Say how many lines contain the word "Hyötysuhde". Only the number should be given.

__Record list__.
********************
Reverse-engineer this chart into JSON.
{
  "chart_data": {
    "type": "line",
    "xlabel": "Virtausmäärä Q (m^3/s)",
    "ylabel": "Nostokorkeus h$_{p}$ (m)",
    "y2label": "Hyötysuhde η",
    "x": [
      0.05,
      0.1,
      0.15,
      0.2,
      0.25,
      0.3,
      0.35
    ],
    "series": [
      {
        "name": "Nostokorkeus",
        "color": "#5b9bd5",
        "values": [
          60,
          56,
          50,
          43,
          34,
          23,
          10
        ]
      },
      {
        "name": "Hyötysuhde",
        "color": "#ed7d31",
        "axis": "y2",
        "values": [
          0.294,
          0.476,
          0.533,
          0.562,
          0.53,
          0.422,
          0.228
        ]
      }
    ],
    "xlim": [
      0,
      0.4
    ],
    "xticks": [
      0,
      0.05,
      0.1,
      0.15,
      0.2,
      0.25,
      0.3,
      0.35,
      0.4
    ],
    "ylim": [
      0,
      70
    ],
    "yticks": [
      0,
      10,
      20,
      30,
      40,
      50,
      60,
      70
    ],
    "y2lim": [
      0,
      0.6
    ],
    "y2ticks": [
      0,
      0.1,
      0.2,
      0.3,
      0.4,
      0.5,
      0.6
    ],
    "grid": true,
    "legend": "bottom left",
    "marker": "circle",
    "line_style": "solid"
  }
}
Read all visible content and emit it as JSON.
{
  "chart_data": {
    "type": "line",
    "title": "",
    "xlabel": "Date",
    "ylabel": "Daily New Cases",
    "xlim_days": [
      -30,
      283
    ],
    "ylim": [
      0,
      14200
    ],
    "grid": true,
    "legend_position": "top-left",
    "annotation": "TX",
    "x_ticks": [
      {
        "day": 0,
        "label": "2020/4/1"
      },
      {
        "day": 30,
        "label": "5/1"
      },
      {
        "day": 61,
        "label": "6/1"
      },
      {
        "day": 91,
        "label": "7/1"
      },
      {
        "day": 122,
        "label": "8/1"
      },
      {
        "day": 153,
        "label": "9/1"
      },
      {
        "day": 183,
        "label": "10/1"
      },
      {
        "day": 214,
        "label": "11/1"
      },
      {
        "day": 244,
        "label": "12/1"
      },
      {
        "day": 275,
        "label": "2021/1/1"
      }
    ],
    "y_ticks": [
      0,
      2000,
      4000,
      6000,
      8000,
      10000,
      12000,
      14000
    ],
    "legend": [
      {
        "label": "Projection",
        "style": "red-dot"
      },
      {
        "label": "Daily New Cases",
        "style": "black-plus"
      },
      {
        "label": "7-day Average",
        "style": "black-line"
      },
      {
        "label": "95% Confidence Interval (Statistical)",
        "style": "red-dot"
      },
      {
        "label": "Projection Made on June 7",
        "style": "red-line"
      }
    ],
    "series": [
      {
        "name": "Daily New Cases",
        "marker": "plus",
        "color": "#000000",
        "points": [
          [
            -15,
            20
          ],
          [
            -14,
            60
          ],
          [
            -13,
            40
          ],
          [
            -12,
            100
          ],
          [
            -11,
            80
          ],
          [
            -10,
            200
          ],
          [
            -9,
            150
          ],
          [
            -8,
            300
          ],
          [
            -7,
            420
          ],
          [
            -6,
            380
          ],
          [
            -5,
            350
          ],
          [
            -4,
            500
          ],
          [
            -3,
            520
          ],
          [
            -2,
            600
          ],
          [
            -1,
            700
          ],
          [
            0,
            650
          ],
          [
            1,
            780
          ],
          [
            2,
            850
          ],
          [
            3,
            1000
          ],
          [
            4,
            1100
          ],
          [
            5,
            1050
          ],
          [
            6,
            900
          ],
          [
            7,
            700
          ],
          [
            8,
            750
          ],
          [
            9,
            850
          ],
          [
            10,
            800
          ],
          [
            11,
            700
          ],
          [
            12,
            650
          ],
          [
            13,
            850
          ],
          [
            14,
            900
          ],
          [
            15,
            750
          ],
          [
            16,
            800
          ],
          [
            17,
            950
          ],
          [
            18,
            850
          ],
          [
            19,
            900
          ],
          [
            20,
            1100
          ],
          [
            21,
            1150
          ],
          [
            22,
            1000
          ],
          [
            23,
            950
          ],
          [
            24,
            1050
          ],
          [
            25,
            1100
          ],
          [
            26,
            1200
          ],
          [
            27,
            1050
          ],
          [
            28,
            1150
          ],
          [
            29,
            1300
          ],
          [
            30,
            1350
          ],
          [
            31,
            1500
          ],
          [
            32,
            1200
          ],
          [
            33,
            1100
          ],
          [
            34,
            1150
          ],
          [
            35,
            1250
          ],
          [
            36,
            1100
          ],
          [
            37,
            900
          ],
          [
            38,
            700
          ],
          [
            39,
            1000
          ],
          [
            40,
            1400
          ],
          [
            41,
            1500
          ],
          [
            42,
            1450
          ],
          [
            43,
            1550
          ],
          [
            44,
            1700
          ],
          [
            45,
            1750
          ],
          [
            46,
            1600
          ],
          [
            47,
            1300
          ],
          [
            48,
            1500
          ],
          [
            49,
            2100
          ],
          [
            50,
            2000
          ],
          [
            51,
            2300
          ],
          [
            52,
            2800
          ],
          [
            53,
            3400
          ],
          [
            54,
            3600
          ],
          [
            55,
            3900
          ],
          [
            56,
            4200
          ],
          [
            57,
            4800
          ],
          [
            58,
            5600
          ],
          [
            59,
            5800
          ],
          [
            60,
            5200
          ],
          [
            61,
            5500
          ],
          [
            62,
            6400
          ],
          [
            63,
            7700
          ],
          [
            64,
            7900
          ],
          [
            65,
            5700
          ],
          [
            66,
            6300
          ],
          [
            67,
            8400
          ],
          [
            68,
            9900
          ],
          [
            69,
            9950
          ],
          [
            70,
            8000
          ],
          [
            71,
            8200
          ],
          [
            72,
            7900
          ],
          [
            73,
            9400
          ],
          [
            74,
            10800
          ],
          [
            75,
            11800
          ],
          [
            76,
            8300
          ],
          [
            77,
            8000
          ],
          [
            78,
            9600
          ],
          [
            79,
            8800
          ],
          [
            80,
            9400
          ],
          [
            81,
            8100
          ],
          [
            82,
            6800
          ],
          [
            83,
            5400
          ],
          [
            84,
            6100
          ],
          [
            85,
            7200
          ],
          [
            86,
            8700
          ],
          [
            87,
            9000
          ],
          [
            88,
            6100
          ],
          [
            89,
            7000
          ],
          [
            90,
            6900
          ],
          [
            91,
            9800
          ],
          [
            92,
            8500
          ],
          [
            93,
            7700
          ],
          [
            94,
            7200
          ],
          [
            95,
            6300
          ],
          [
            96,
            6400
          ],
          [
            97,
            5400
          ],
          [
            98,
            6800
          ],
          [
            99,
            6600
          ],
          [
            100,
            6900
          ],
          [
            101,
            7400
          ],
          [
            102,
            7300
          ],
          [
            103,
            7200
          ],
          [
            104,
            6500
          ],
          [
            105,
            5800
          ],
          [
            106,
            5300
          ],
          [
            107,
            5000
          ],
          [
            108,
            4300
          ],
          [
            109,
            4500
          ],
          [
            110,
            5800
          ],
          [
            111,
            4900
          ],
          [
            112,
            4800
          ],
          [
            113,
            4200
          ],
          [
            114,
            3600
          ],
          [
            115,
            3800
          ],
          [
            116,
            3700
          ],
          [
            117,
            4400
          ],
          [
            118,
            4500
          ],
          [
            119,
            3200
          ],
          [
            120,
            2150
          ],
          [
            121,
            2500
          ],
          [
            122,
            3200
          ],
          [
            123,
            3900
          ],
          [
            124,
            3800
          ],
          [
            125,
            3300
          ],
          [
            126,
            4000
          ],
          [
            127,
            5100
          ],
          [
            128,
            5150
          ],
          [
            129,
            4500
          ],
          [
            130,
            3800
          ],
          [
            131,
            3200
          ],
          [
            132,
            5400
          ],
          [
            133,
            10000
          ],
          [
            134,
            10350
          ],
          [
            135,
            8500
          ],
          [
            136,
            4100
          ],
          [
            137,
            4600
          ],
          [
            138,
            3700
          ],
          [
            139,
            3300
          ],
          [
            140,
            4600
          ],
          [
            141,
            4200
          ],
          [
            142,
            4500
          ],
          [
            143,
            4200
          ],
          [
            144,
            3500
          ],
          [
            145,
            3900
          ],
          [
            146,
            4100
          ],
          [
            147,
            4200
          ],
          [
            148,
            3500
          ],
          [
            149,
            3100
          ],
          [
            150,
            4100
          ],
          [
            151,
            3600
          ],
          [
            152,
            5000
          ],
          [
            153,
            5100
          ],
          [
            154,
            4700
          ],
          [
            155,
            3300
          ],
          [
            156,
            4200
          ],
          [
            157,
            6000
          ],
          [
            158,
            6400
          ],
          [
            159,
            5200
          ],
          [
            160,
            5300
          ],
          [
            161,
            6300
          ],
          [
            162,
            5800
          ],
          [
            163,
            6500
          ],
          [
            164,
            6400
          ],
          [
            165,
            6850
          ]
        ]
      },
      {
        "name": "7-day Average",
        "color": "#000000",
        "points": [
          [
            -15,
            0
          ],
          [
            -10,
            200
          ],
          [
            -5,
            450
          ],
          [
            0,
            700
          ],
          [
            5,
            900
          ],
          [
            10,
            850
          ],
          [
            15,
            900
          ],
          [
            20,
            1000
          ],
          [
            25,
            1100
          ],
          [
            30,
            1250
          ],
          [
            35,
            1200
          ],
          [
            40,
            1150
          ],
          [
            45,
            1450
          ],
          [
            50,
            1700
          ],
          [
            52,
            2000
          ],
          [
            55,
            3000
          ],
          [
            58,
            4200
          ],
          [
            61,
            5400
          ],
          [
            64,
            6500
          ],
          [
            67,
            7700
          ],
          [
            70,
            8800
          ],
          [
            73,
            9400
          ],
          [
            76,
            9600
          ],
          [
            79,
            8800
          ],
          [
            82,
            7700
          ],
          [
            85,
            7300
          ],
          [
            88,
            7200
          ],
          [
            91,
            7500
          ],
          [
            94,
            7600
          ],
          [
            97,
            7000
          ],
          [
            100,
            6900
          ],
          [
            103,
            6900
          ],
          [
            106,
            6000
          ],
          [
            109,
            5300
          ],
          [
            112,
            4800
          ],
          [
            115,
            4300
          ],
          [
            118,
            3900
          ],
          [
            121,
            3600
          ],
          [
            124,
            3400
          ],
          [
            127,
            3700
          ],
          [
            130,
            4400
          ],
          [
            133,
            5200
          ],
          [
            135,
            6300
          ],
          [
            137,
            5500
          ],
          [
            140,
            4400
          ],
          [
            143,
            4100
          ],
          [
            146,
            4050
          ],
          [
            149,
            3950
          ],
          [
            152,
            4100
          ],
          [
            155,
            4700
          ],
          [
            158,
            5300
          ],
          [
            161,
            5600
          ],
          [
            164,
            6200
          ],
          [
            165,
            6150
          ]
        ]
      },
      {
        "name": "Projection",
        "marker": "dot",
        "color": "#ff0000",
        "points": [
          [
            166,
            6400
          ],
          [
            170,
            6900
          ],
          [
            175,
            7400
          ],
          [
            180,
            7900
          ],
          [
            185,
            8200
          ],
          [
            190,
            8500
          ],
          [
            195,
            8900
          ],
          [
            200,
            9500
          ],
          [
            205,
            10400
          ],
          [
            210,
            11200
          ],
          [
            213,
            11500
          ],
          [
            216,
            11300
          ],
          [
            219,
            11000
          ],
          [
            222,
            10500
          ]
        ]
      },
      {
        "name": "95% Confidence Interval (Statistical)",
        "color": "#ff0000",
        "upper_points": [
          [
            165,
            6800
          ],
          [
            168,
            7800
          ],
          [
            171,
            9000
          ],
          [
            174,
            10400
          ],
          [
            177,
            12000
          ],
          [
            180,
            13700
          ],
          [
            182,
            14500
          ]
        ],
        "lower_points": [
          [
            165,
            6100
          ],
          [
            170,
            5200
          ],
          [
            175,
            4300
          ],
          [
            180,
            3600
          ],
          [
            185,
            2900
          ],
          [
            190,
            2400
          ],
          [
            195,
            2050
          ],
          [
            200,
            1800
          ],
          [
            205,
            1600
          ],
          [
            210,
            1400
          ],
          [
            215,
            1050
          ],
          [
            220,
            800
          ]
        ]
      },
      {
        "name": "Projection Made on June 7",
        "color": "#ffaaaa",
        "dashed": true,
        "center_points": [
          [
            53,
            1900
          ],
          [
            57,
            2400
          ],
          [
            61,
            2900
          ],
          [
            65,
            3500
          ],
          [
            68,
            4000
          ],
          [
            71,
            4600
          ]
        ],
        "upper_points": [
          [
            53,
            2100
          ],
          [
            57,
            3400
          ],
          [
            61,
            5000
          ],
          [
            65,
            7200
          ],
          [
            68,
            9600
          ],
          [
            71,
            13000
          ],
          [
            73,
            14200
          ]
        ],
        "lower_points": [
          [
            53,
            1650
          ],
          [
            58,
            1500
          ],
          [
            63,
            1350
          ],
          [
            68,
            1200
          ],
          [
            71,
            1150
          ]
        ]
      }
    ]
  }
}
********************
__Solved problem__. 2